PROBLEM DESCRIPTION: Using the listing below, report all lines holding the word "this".

>> Start RECORDS PROVIDED

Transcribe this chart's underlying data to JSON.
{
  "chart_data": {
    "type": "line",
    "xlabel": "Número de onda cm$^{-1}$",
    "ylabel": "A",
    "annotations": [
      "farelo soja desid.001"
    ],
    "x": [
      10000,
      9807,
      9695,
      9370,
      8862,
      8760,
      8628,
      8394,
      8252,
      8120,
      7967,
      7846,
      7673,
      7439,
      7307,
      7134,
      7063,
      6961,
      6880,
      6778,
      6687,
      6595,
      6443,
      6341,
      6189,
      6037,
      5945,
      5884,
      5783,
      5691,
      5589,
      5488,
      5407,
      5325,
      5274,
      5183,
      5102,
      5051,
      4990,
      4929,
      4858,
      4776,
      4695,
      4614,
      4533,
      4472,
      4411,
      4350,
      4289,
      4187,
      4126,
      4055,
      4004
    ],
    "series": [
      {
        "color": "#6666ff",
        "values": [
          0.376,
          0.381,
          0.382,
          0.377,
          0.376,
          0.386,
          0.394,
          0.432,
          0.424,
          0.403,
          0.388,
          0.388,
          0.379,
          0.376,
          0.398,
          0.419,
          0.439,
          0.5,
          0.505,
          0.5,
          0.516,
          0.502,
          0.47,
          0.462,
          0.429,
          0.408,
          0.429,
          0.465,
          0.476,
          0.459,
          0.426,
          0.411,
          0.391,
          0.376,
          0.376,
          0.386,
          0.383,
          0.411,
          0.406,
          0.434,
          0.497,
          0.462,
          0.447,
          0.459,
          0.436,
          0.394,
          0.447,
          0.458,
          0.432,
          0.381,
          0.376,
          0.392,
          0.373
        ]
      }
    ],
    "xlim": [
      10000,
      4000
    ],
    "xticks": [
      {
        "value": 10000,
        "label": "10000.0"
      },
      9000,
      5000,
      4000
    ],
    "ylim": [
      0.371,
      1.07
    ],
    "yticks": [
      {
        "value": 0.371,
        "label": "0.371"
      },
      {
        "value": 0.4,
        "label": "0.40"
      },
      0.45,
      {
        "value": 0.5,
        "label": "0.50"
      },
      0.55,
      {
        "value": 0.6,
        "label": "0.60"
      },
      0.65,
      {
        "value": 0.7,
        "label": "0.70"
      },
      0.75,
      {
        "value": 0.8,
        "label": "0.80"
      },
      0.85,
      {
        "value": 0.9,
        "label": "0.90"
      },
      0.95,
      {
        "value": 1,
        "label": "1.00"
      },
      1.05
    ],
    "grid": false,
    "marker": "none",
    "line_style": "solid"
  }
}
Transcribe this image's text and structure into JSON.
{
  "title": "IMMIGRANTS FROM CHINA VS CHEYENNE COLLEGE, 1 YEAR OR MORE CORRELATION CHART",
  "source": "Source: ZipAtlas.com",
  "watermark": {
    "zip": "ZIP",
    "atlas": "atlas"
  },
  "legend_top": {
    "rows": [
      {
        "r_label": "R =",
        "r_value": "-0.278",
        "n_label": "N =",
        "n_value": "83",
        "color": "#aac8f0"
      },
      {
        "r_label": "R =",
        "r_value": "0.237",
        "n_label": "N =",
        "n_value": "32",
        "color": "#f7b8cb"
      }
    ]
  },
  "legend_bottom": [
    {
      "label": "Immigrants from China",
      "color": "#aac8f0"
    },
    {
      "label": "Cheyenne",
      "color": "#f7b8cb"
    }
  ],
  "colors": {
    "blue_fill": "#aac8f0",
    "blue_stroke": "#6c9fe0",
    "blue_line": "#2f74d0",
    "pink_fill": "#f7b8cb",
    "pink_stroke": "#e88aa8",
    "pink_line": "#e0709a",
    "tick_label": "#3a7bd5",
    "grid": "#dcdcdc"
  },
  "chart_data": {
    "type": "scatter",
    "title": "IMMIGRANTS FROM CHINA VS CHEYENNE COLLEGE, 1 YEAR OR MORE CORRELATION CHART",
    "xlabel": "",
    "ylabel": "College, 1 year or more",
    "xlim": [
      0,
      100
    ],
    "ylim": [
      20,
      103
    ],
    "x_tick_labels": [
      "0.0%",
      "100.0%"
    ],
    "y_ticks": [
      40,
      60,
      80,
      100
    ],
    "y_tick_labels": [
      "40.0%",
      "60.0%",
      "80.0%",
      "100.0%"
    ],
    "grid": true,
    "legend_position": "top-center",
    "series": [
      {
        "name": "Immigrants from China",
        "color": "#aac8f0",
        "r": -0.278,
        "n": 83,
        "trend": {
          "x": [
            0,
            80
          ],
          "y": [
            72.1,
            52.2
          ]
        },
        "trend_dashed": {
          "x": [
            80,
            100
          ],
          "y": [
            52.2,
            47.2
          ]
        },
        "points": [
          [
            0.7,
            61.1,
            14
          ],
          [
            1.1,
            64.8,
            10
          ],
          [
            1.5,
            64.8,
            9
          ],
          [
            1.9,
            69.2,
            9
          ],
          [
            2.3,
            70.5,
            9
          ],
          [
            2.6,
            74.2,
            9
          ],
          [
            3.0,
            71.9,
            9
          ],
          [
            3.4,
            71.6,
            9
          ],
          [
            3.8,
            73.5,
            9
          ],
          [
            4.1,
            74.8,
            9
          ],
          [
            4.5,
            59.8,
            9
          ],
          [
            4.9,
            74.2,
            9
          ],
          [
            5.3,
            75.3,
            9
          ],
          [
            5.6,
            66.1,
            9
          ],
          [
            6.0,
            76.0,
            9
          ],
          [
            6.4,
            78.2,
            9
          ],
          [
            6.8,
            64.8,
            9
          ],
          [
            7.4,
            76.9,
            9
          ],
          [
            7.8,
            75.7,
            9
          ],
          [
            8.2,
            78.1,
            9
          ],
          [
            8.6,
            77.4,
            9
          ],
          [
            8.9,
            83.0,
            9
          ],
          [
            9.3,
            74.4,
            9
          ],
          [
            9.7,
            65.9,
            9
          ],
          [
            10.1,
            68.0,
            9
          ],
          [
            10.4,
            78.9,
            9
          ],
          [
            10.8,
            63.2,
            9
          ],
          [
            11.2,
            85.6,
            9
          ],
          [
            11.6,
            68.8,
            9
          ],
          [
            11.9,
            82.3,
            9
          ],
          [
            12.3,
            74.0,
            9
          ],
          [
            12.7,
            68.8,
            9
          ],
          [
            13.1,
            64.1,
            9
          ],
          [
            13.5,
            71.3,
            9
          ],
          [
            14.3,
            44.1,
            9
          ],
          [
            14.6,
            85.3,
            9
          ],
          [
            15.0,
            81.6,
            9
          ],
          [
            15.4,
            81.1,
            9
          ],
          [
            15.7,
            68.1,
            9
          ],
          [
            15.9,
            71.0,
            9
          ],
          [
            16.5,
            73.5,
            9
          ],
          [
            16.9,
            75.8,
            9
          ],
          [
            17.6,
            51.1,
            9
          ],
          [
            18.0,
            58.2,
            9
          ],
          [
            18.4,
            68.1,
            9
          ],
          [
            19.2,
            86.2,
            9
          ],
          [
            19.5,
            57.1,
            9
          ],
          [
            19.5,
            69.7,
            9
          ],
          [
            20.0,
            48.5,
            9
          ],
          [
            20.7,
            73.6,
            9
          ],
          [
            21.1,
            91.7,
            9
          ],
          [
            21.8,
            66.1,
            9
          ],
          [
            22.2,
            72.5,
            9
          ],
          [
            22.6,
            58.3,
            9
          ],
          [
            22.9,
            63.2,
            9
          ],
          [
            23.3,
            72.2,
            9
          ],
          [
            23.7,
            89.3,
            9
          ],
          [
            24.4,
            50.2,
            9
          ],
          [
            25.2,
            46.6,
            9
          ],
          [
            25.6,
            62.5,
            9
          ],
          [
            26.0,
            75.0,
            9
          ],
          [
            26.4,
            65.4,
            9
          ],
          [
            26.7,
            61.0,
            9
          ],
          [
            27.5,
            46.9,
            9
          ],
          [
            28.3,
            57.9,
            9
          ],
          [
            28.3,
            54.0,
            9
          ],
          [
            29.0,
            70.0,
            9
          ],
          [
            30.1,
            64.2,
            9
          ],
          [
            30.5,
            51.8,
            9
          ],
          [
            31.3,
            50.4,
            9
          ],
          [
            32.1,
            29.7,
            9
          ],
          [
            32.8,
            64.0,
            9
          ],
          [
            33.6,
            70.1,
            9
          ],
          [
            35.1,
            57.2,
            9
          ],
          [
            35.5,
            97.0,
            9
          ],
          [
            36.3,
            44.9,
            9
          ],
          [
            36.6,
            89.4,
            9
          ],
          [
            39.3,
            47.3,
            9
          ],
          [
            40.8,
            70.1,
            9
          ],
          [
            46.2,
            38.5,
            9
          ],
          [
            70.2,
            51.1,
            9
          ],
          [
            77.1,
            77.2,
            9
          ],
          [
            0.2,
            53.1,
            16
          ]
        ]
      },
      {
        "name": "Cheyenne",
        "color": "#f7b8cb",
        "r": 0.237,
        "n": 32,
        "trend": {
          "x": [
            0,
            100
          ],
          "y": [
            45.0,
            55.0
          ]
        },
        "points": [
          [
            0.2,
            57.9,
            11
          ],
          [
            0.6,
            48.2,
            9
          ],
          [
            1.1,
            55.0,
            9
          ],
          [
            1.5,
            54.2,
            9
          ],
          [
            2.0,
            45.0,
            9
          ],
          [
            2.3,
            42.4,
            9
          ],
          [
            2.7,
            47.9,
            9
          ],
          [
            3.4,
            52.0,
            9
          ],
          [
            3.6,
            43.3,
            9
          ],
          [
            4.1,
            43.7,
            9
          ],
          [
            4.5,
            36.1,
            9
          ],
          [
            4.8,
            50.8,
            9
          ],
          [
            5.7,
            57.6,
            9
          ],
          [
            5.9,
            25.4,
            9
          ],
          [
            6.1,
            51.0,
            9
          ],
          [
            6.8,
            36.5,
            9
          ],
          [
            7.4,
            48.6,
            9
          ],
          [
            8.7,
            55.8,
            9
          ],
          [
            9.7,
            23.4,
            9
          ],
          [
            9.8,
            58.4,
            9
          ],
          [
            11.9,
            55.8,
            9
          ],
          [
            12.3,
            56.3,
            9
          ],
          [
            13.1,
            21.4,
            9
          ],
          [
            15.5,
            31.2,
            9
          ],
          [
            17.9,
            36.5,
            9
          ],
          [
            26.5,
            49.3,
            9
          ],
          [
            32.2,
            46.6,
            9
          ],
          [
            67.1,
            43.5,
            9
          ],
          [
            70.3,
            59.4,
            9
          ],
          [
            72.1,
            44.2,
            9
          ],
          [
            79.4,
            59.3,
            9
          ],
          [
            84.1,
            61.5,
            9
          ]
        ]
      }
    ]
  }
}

>> End RECORDS PROVIDED

RESPONSE:
Transcribe this chart's underlying data to JSON.
Transcribe this image's text and structure into JSON.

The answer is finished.